- **WHAT YOU HAVE TO DO**: Skip the pictures. Repeat everything else in the records word for word.

- **RAW DATA**:

——

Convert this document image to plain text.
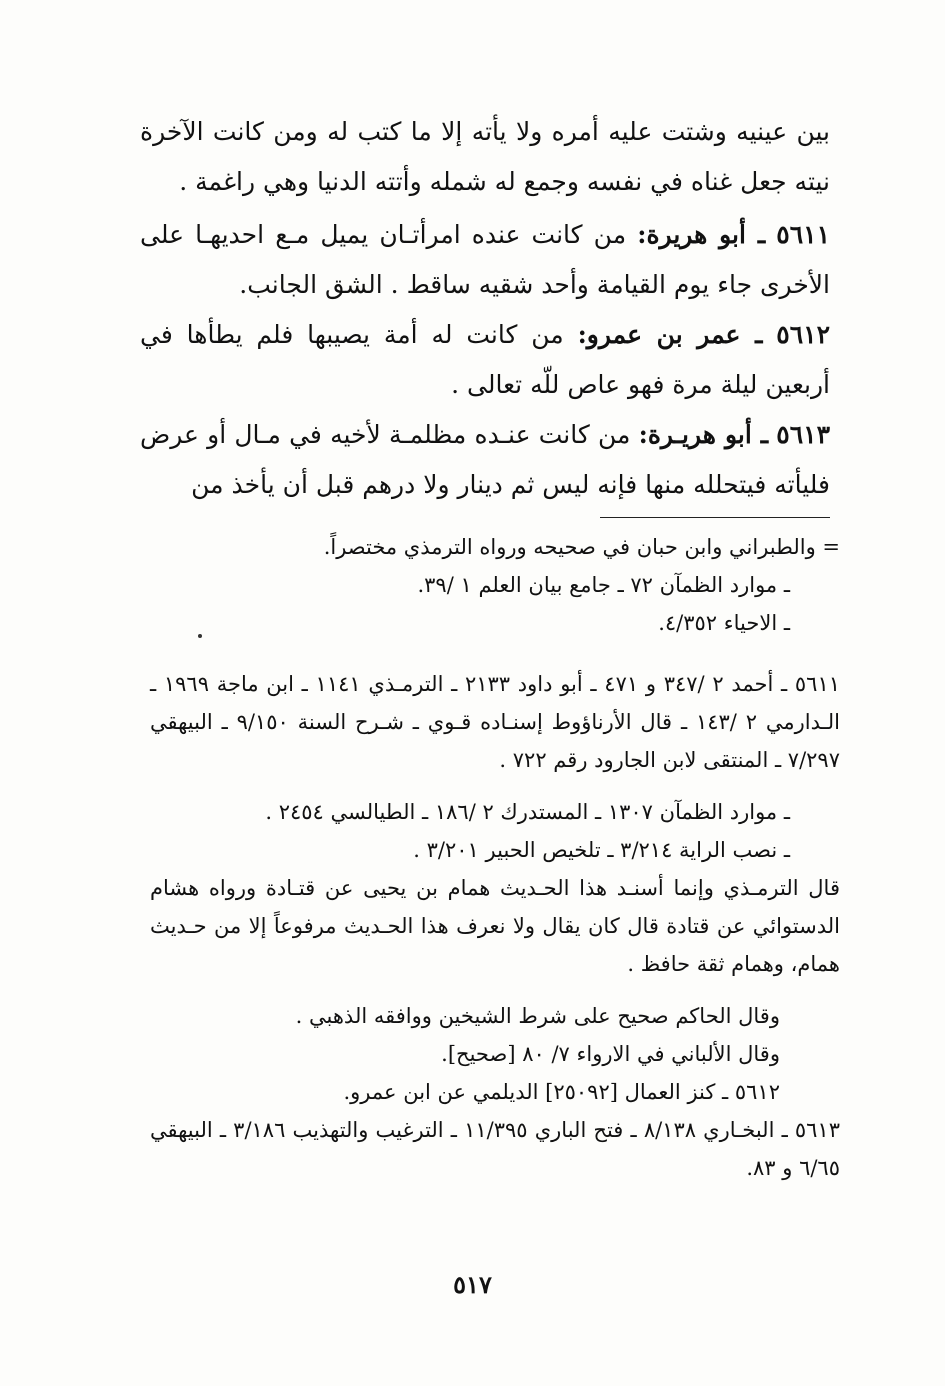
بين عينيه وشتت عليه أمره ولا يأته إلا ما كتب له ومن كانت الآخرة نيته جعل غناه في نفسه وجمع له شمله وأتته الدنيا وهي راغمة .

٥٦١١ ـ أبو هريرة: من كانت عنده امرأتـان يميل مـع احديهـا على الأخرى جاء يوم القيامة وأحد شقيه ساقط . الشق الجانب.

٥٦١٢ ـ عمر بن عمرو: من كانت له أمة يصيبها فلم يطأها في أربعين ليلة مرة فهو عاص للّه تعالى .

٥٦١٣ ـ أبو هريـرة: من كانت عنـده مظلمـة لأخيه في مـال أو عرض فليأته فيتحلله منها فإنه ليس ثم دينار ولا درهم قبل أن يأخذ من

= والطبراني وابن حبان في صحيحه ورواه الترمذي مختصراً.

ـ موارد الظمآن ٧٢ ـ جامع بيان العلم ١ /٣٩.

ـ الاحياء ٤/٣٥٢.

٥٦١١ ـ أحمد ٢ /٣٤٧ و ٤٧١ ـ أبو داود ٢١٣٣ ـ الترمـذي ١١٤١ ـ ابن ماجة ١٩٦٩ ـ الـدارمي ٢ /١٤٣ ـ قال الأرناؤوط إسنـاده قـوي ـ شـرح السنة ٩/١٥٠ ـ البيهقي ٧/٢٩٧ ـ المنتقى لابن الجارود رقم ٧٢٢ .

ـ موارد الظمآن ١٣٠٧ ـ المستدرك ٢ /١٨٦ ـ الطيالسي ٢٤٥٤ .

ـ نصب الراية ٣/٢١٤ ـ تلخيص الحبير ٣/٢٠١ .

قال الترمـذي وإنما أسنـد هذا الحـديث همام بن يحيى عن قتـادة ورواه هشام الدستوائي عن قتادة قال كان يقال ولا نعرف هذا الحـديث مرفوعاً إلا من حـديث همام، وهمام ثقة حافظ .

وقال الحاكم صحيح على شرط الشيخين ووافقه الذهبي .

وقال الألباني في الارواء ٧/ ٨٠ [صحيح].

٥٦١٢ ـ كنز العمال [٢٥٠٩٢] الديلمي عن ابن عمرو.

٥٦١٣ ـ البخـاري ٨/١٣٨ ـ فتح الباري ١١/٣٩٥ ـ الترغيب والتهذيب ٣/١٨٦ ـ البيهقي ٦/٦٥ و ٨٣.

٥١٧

——

- **RESPONSE TO THE TASK**:
Convert this document image to plain text.
بين عينيه وشتت عليه أمره ولا يأته إلا ما كتب له ومن كانت الآخرة نيته جعل غناه في نفسه وجمع له شمله وأتته الدنيا وهي راغمة .

٥٦١١ ـ أبو هريرة: من كانت عنده امرأتـان يميل مـع احديهـا على الأخرى جاء يوم القيامة وأحد شقيه ساقط . الشق الجانب.

٥٦١٢ ـ عمر بن عمرو: من كانت له أمة يصيبها فلم يطأها في أربعين ليلة مرة فهو عاص للّه تعالى .

٥٦١٣ ـ أبو هريـرة: من كانت عنـده مظلمـة لأخيه في مـال أو عرض فليأته فيتحلله منها فإنه ليس ثم دينار ولا درهم قبل أن يأخذ من

= والطبراني وابن حبان في صحيحه ورواه الترمذي مختصراً.

ـ موارد الظمآن ٧٢ ـ جامع بيان العلم ١ /٣٩.

ـ الاحياء ٤/٣٥٢.

٥٦١١ ـ أحمد ٢ /٣٤٧ و ٤٧١ ـ أبو داود ٢١٣٣ ـ الترمـذي ١١٤١ ـ ابن ماجة ١٩٦٩ ـ الـدارمي ٢ /١٤٣ ـ قال الأرناؤوط إسنـاده قـوي ـ شـرح السنة ٩/١٥٠ ـ البيهقي ٧/٢٩٧ ـ المنتقى لابن الجارود رقم ٧٢٢ .

ـ موارد الظمآن ١٣٠٧ ـ المستدرك ٢ /١٨٦ ـ الطيالسي ٢٤٥٤ .

ـ نصب الراية ٣/٢١٤ ـ تلخيص الحبير ٣/٢٠١ .

قال الترمـذي وإنما أسنـد هذا الحـديث همام بن يحيى عن قتـادة ورواه هشام الدستوائي عن قتادة قال كان يقال ولا نعرف هذا الحـديث مرفوعاً إلا من حـديث همام، وهمام ثقة حافظ .

وقال الحاكم صحيح على شرط الشيخين ووافقه الذهبي .

وقال الألباني في الارواء ٧/ ٨٠ [صحيح].

٥٦١٢ ـ كنز العمال [٢٥٠٩٢] الديلمي عن ابن عمرو.

٥٦١٣ ـ البخـاري ٨/١٣٨ ـ فتح الباري ١١/٣٩٥ ـ الترغيب والتهذيب ٣/١٨٦ ـ البيهقي ٦/٦٥ و ٨٣.

٥١٧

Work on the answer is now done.